==== RECORDS PROVIDED ====
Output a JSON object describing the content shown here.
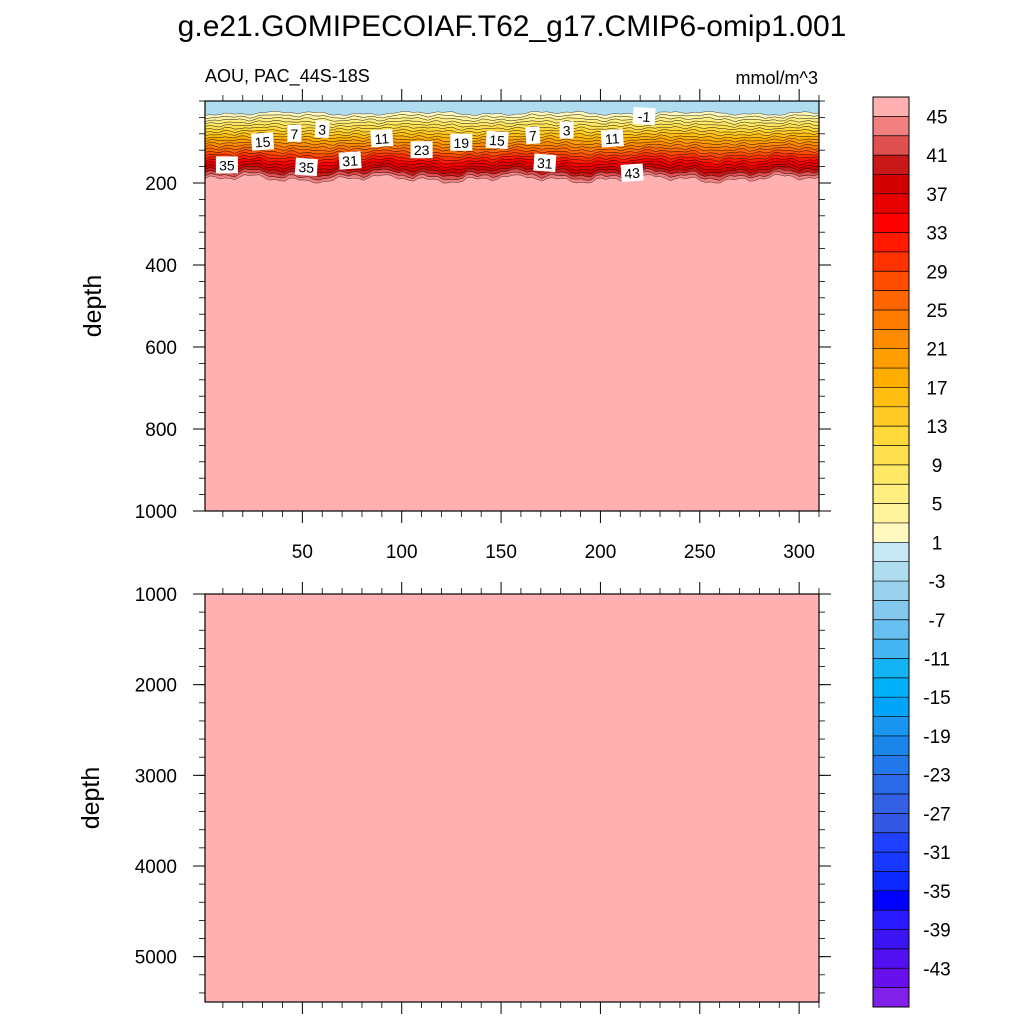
{
  "title": "g.e21.GOMIPECOIAF.T62_g17.CMIP6-omip1.001",
  "chart_data": {
    "type": "heatmap",
    "variable": "AOU",
    "region": "PAC_44S-18S",
    "units": "mmol/m^3",
    "left_label": "AOU, PAC_44S-18S",
    "right_label": "mmol/m^3",
    "xlim": [
      1,
      310
    ],
    "x_ticks": [
      "50",
      "100",
      "150",
      "200",
      "250",
      "300"
    ],
    "x_tick_values": [
      50,
      100,
      150,
      200,
      250,
      300
    ],
    "panels": [
      {
        "ylabel": "depth",
        "ylim": [
          0,
          1000
        ],
        "y_ticks": [
          "200",
          "400",
          "600",
          "800",
          "1000"
        ],
        "y_tick_values": [
          200,
          400,
          600,
          800,
          1000
        ],
        "show_x_labels": true,
        "surface_layer": {
          "top_depth": 0,
          "bottom_depth_range": [
            25,
            35
          ],
          "value": -3
        },
        "gradient_layer": {
          "min_value": 1,
          "max_value": 45,
          "bottom_depth_range": [
            180,
            200
          ]
        },
        "deep_value": 45
      },
      {
        "ylabel": "depth",
        "ylim": [
          1000,
          5500
        ],
        "y_ticks": [
          "1000",
          "2000",
          "3000",
          "4000",
          "5000"
        ],
        "y_tick_values": [
          1000,
          2000,
          3000,
          4000,
          5000
        ],
        "show_x_labels": false,
        "deep_value": 45
      }
    ],
    "contour_labels": [
      {
        "text": "15",
        "x": 30,
        "depth": 100
      },
      {
        "text": "7",
        "x": 46,
        "depth": 80
      },
      {
        "text": "3",
        "x": 60,
        "depth": 70
      },
      {
        "text": "11",
        "x": 90,
        "depth": 92
      },
      {
        "text": "19",
        "x": 130,
        "depth": 102
      },
      {
        "text": "15",
        "x": 148,
        "depth": 96
      },
      {
        "text": "7",
        "x": 166,
        "depth": 85
      },
      {
        "text": "3",
        "x": 183,
        "depth": 72
      },
      {
        "text": "-1",
        "x": 222,
        "depth": 38
      },
      {
        "text": "11",
        "x": 206,
        "depth": 92
      },
      {
        "text": "35",
        "x": 12,
        "depth": 157
      },
      {
        "text": "35",
        "x": 52,
        "depth": 162
      },
      {
        "text": "31",
        "x": 74,
        "depth": 146
      },
      {
        "text": "23",
        "x": 110,
        "depth": 120
      },
      {
        "text": "31",
        "x": 172,
        "depth": 152
      },
      {
        "text": "43",
        "x": 216,
        "depth": 176
      }
    ],
    "colorbar": {
      "labels": [
        "45",
        "41",
        "37",
        "33",
        "29",
        "25",
        "21",
        "17",
        "13",
        "9",
        "5",
        "1",
        "-3",
        "-7",
        "-11",
        "-15",
        "-19",
        "-23",
        "-27",
        "-31",
        "-35",
        "-39",
        "-43"
      ],
      "colors": [
        "#ffb0b0",
        "#f28080",
        "#e05050",
        "#c81818",
        "#d40000",
        "#e60000",
        "#ff0000",
        "#ff1a00",
        "#ff3300",
        "#ff4d00",
        "#ff6600",
        "#ff7a00",
        "#ff8c00",
        "#ff9e00",
        "#ffae00",
        "#ffbe10",
        "#ffcc26",
        "#ffd83a",
        "#ffe14f",
        "#ffe866",
        "#ffef80",
        "#fff49c",
        "#fff9c0",
        "#c6e8f5",
        "#b0dcf0",
        "#9ad2ee",
        "#84c8ed",
        "#68c0f0",
        "#46b6f2",
        "#14b4f4",
        "#00b0f8",
        "#00a4f8",
        "#1896f0",
        "#1a86ea",
        "#2278ea",
        "#2a6ae6",
        "#3460e4",
        "#3458e4",
        "#2040ff",
        "#1838ff",
        "#0a28ff",
        "#0000ff",
        "#2a1aff",
        "#3a14f4",
        "#5010f0",
        "#6810ec",
        "#8020e8"
      ]
    }
  }
}
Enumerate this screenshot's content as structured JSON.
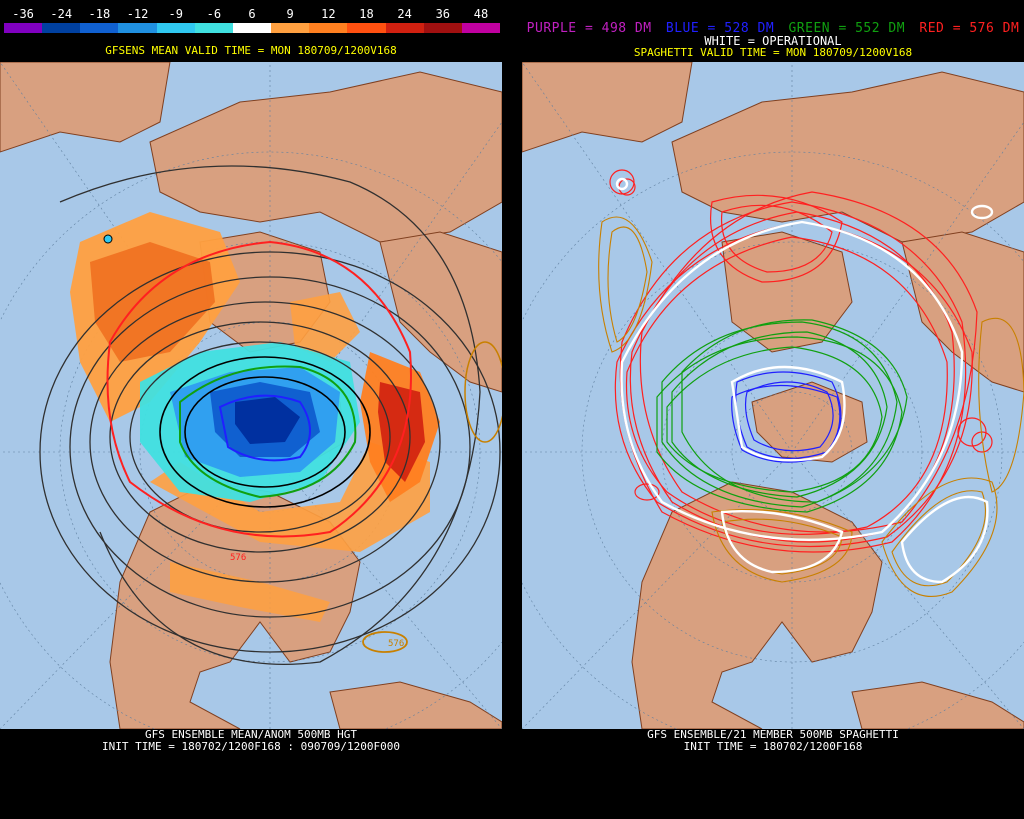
{
  "left_panel": {
    "scale": {
      "labels": [
        "-36",
        "-24",
        "-18",
        "-12",
        "-9",
        "-6",
        "6",
        "9",
        "12",
        "18",
        "24",
        "36",
        "48"
      ],
      "colors": [
        "#8000c0",
        "#0040a0",
        "#1060d0",
        "#2090e0",
        "#30c8f0",
        "#40e0e0",
        "#ffffff",
        "#ffa040",
        "#ff8020",
        "#ff5010",
        "#d02010",
        "#a01010",
        "#c000a0"
      ]
    },
    "valid_time": "GFSENS MEAN VALID TIME = MON 180709/1200V168",
    "footer_line1": "GFS ENSEMBLE MEAN/ANOM 500MB HGT",
    "footer_line2": "INIT TIME = 180702/1200F168 : 090709/1200F000",
    "contour_labels": [
      "576",
      "576"
    ]
  },
  "right_panel": {
    "legend": [
      {
        "text": "PURPLE = 498 DM",
        "color": "#c020c0"
      },
      {
        "text": "BLUE = 528 DM",
        "color": "#2020ff"
      },
      {
        "text": "GREEN = 552 DM",
        "color": "#10a010"
      },
      {
        "text": "RED = 576 DM",
        "color": "#ff2020"
      }
    ],
    "operational": "WHITE = OPERATIONAL",
    "valid_time": "SPAGHETTI VALID TIME = MON 180709/1200V168",
    "footer_line1": "GFS ENSEMBLE/21 MEMBER 500MB SPAGHETTI",
    "footer_line2": "INIT TIME = 180702/1200F168"
  },
  "colors": {
    "ocean": "#a8c8e8",
    "land": "#d8a080",
    "coast": "#804020"
  }
}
====
> [TASK TO CARRY OUT] Output the material word for word, omitting its pictures.

> [RESPONSE TO THE TASK]
Output a JSON object describing the content shown here.
{
  "title": "g.e21.GOMIPECOIAF.T62_g17.CMIP6-omip1.001",
  "chart_data": {
    "type": "heatmap",
    "variable": "AOU",
    "region": "PAC_44S-18S",
    "units": "mmol/m^3",
    "left_label": "AOU, PAC_44S-18S",
    "right_label": "mmol/m^3",
    "xlim": [
      1,
      310
    ],
    "x_ticks": [
      "50",
      "100",
      "150",
      "200",
      "250",
      "300"
    ],
    "x_tick_values": [
      50,
      100,
      150,
      200,
      250,
      300
    ],
    "panels": [
      {
        "ylabel": "depth",
        "ylim": [
          0,
          1000
        ],
        "y_ticks": [
          "200",
          "400",
          "600",
          "800",
          "1000"
        ],
        "y_tick_values": [
          200,
          400,
          600,
          800,
          1000
        ],
        "show_x_labels": true,
        "surface_layer": {
          "top_depth": 0,
          "bottom_depth_range": [
            25,
            35
          ],
          "value": -3
        },
        "gradient_layer": {
          "min_value": 1,
          "max_value": 45,
          "bottom_depth_range": [
            180,
            200
          ]
        },
        "deep_value": 45
      },
      {
        "ylabel": "depth",
        "ylim": [
          1000,
          5500
        ],
        "y_ticks": [
          "1000",
          "2000",
          "3000",
          "4000",
          "5000"
        ],
        "y_tick_values": [
          1000,
          2000,
          3000,
          4000,
          5000
        ],
        "show_x_labels": false,
        "deep_value": 45
      }
    ],
    "contour_labels": [
      {
        "text": "15",
        "x": 30,
        "depth": 100
      },
      {
        "text": "7",
        "x": 46,
        "depth": 80
      },
      {
        "text": "3",
        "x": 60,
        "depth": 70
      },
      {
        "text": "11",
        "x": 90,
        "depth": 92
      },
      {
        "text": "19",
        "x": 130,
        "depth": 102
      },
      {
        "text": "15",
        "x": 148,
        "depth": 96
      },
      {
        "text": "7",
        "x": 166,
        "depth": 85
      },
      {
        "text": "3",
        "x": 183,
        "depth": 72
      },
      {
        "text": "-1",
        "x": 222,
        "depth": 38
      },
      {
        "text": "11",
        "x": 206,
        "depth": 92
      },
      {
        "text": "35",
        "x": 12,
        "depth": 157
      },
      {
        "text": "35",
        "x": 52,
        "depth": 162
      },
      {
        "text": "31",
        "x": 74,
        "depth": 146
      },
      {
        "text": "23",
        "x": 110,
        "depth": 120
      },
      {
        "text": "31",
        "x": 172,
        "depth": 152
      },
      {
        "text": "43",
        "x": 216,
        "depth": 176
      }
    ],
    "colorbar": {
      "labels": [
        "45",
        "41",
        "37",
        "33",
        "29",
        "25",
        "21",
        "17",
        "13",
        "9",
        "5",
        "1",
        "-3",
        "-7",
        "-11",
        "-15",
        "-19",
        "-23",
        "-27",
        "-31",
        "-35",
        "-39",
        "-43"
      ],
      "colors": [
        "#ffb0b0",
        "#f28080",
        "#e05050",
        "#c81818",
        "#d40000",
        "#e60000",
        "#ff0000",
        "#ff1a00",
        "#ff3300",
        "#ff4d00",
        "#ff6600",
        "#ff7a00",
        "#ff8c00",
        "#ff9e00",
        "#ffae00",
        "#ffbe10",
        "#ffcc26",
        "#ffd83a",
        "#ffe14f",
        "#ffe866",
        "#ffef80",
        "#fff49c",
        "#fff9c0",
        "#c6e8f5",
        "#b0dcf0",
        "#9ad2ee",
        "#84c8ed",
        "#68c0f0",
        "#46b6f2",
        "#14b4f4",
        "#00b0f8",
        "#00a4f8",
        "#1896f0",
        "#1a86ea",
        "#2278ea",
        "#2a6ae6",
        "#3460e4",
        "#3458e4",
        "#2040ff",
        "#1838ff",
        "#0a28ff",
        "#0000ff",
        "#2a1aff",
        "#3a14f4",
        "#5010f0",
        "#6810ec",
        "#8020e8"
      ]
    }
  }
}
Enumerate this screenshot's content as structured JSON.
{
  "left_panel": {
    "scale": {
      "labels": [
        "-36",
        "-24",
        "-18",
        "-12",
        "-9",
        "-6",
        "6",
        "9",
        "12",
        "18",
        "24",
        "36",
        "48"
      ],
      "colors": [
        "#8000c0",
        "#0040a0",
        "#1060d0",
        "#2090e0",
        "#30c8f0",
        "#40e0e0",
        "#ffffff",
        "#ffa040",
        "#ff8020",
        "#ff5010",
        "#d02010",
        "#a01010",
        "#c000a0"
      ]
    },
    "valid_time": "GFSENS MEAN VALID TIME = MON 180709/1200V168",
    "footer_line1": "GFS ENSEMBLE MEAN/ANOM 500MB HGT",
    "footer_line2": "INIT TIME = 180702/1200F168 : 090709/1200F000",
    "contour_labels": [
      "576",
      "576"
    ]
  },
  "right_panel": {
    "legend": [
      {
        "text": "PURPLE = 498 DM",
        "color": "#c020c0"
      },
      {
        "text": "BLUE = 528 DM",
        "color": "#2020ff"
      },
      {
        "text": "GREEN = 552 DM",
        "color": "#10a010"
      },
      {
        "text": "RED = 576 DM",
        "color": "#ff2020"
      }
    ],
    "operational": "WHITE = OPERATIONAL",
    "valid_time": "SPAGHETTI VALID TIME = MON 180709/1200V168",
    "footer_line1": "GFS ENSEMBLE/21 MEMBER 500MB SPAGHETTI",
    "footer_line2": "INIT TIME = 180702/1200F168"
  },
  "colors": {
    "ocean": "#a8c8e8",
    "land": "#d8a080",
    "coast": "#804020"
  }
}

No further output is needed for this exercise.